Reproduce all of the material exactly as shown.

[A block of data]
####################

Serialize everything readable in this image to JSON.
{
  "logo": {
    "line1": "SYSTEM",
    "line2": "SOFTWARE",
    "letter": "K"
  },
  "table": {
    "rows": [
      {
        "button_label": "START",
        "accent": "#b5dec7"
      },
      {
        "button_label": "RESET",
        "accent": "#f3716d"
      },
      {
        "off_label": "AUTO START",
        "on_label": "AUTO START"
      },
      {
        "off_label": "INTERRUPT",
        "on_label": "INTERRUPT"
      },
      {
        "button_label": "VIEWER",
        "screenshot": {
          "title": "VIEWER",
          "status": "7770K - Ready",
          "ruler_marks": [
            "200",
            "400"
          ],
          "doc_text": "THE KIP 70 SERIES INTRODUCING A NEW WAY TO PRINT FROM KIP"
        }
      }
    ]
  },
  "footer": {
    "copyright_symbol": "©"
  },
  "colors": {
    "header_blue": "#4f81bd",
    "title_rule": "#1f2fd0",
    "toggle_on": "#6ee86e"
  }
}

####################

CORRECT OUTPUT:
Serialize everything readable in this image to JSON.
{
  "logo": {
    "line1": "SYSTEM",
    "line2": "SOFTWARE",
    "letter": "K"
  },
  "table": {
    "rows": [
      {
        "button_label": "START",
        "accent": "#b5dec7"
      },
      {
        "button_label": "RESET",
        "accent": "#f3716d"
      },
      {
        "off_label": "AUTO START",
        "on_label": "AUTO START"
      },
      {
        "off_label": "INTERRUPT",
        "on_label": "INTERRUPT"
      },
      {
        "button_label": "VIEWER",
        "screenshot": {
          "title": "VIEWER",
          "status": "7770K - Ready",
          "ruler_marks": [
            "200",
            "400"
          ],
          "doc_text": "THE KIP 70 SERIES INTRODUCING A NEW WAY TO PRINT FROM KIP"
        }
      }
    ]
  },
  "footer": {
    "copyright_symbol": "©"
  },
  "colors": {
    "header_blue": "#4f81bd",
    "title_rule": "#1f2fd0",
    "toggle_on": "#6ee86e"
  }
}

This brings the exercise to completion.